Records to use>
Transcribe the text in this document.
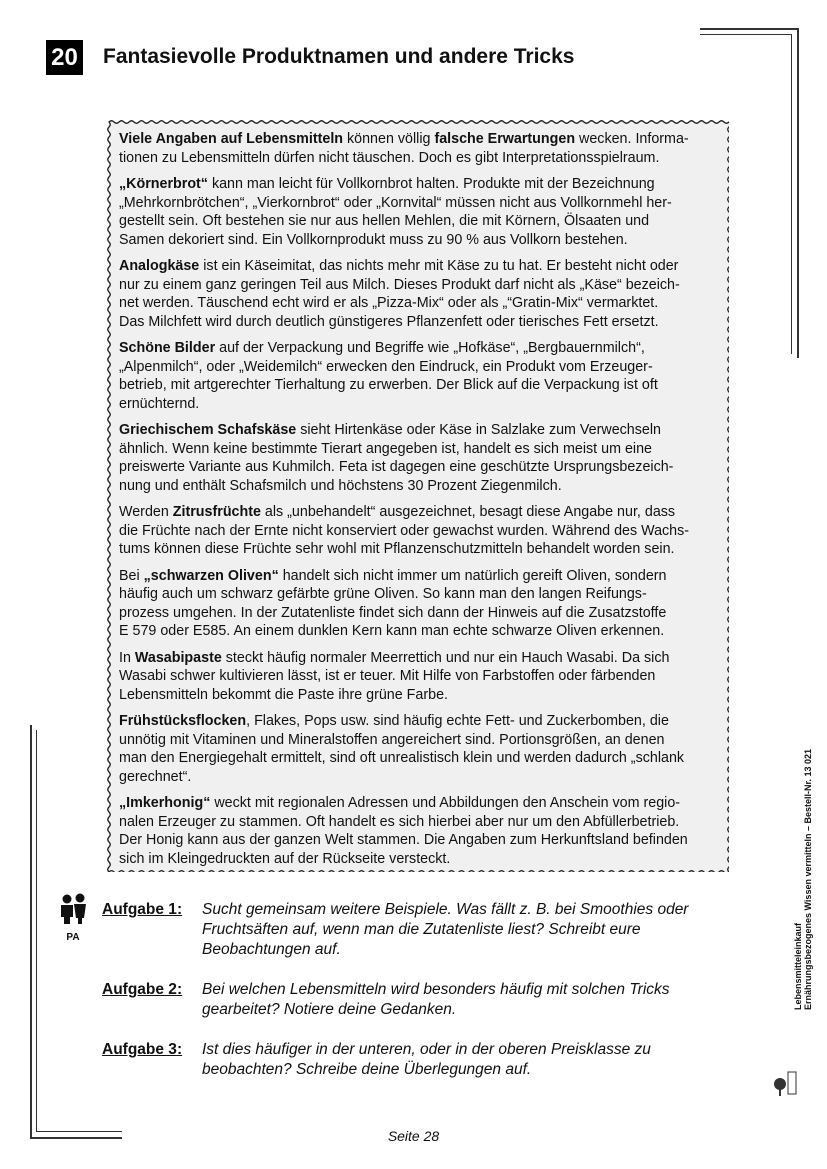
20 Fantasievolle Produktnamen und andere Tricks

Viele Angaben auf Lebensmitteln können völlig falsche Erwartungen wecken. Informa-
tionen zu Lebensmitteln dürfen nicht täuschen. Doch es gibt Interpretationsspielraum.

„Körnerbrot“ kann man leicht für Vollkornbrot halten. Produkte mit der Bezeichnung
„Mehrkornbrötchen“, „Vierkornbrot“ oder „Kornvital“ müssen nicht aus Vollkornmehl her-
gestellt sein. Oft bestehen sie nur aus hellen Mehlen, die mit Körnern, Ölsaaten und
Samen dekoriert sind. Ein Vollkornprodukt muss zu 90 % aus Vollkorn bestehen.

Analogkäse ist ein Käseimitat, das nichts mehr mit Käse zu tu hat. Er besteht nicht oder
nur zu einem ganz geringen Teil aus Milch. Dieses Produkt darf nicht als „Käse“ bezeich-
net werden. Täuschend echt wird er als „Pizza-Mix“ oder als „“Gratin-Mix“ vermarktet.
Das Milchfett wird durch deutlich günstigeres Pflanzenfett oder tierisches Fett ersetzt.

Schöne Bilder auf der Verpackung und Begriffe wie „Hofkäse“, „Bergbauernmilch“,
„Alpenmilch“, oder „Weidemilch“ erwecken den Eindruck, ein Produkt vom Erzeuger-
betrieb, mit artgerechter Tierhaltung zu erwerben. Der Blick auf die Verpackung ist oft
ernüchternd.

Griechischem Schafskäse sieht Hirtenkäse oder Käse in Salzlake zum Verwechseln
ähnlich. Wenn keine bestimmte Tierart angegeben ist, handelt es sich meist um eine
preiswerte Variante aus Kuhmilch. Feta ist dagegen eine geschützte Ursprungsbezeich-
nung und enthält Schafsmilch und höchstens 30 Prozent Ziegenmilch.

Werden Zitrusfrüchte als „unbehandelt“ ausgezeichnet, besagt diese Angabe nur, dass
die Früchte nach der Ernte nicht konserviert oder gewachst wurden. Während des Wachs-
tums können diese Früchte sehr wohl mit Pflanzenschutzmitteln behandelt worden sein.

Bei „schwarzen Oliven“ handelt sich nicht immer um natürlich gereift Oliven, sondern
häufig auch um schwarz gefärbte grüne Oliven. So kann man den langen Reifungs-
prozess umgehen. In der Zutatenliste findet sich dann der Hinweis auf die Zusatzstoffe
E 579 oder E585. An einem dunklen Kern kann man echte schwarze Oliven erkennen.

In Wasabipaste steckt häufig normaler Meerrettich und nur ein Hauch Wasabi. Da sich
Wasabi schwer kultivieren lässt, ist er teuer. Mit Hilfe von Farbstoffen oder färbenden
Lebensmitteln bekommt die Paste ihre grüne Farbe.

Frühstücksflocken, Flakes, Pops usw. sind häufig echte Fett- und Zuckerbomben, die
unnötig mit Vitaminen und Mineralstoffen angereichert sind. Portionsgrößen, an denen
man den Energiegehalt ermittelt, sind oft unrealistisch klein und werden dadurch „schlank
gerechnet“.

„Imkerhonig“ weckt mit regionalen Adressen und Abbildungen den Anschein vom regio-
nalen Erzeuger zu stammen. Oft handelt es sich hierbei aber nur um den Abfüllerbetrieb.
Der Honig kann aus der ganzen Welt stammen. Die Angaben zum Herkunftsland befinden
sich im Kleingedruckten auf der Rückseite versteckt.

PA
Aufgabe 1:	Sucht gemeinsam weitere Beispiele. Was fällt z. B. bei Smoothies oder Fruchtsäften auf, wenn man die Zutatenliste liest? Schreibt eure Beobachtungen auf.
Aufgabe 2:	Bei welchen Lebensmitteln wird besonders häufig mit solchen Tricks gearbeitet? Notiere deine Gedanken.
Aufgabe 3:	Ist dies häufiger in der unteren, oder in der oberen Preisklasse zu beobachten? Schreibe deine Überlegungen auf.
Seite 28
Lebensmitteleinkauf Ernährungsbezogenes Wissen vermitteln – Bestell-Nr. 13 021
--
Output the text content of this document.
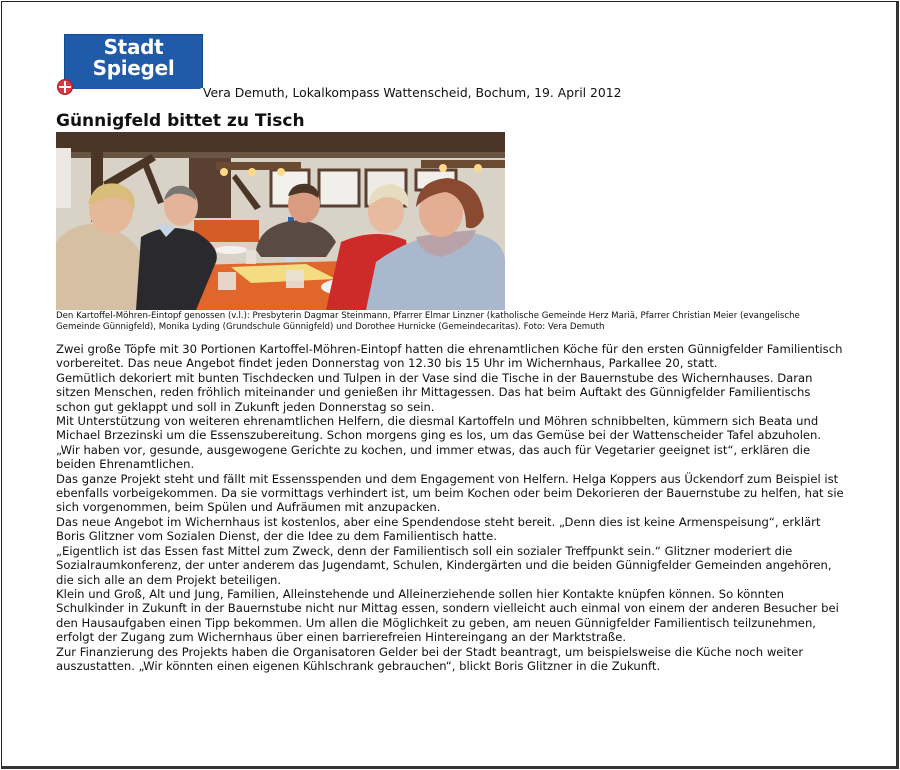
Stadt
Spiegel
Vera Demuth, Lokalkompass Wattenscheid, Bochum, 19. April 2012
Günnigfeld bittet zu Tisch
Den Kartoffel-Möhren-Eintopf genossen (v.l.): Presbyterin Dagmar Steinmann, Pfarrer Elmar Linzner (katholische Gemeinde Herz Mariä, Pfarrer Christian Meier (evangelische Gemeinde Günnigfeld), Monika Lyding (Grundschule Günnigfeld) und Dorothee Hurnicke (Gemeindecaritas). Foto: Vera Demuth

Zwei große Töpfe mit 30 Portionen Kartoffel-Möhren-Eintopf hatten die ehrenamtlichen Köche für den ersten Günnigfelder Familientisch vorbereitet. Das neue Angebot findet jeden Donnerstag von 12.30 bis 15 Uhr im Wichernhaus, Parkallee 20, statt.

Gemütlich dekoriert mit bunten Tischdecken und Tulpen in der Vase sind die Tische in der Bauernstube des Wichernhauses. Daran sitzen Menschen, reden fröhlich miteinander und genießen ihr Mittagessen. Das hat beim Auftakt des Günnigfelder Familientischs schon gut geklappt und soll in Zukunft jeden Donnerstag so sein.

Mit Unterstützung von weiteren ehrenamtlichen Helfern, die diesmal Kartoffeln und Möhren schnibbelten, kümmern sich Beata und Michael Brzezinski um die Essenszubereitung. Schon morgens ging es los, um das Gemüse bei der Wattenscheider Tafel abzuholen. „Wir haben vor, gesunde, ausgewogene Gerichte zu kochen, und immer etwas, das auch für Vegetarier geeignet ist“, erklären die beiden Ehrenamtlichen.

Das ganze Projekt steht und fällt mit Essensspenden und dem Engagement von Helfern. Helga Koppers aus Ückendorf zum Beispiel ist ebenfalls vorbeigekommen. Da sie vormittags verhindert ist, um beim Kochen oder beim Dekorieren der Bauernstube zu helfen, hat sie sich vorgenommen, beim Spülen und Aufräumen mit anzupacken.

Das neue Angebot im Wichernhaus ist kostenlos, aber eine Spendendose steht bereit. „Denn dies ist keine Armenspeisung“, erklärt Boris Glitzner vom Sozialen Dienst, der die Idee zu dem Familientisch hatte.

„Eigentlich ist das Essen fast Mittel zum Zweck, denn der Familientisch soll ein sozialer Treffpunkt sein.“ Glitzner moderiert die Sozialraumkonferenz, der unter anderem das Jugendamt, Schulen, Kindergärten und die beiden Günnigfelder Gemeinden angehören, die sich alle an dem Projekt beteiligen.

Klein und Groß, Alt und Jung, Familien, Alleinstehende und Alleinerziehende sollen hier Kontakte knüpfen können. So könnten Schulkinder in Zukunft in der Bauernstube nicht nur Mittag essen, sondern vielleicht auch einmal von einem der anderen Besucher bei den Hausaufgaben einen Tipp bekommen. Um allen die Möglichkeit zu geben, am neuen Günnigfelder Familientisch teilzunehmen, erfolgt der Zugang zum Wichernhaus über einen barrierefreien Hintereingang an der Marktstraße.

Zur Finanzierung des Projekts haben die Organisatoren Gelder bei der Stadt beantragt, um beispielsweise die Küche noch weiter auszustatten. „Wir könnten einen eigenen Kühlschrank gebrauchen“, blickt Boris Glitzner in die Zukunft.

Work instruction> Find all the lines with "beim" in the data and copy them.

The answer>
Gemütlich dekoriert mit bunten Tischdecken und Tulpen in der Vase sind die Tische in der Bauernstube des Wichernhauses. Daran sitzen Menschen, reden fröhlich miteinander und genießen ihr Mittagessen. Das hat beim Auftakt des Günnigfelder Familientischs schon gut geklappt und soll in Zukunft jeden Donnerstag so sein.
Das ganze Projekt steht und fällt mit Essensspenden und dem Engagement von Helfern. Helga Koppers aus Ückendorf zum Beispiel ist ebenfalls vorbeigekommen. Da sie vormittags verhindert ist, um beim Kochen oder beim Dekorieren der Bauernstube zu helfen, hat sie sich vorgenommen, beim Spülen und Aufräumen mit anzupacken.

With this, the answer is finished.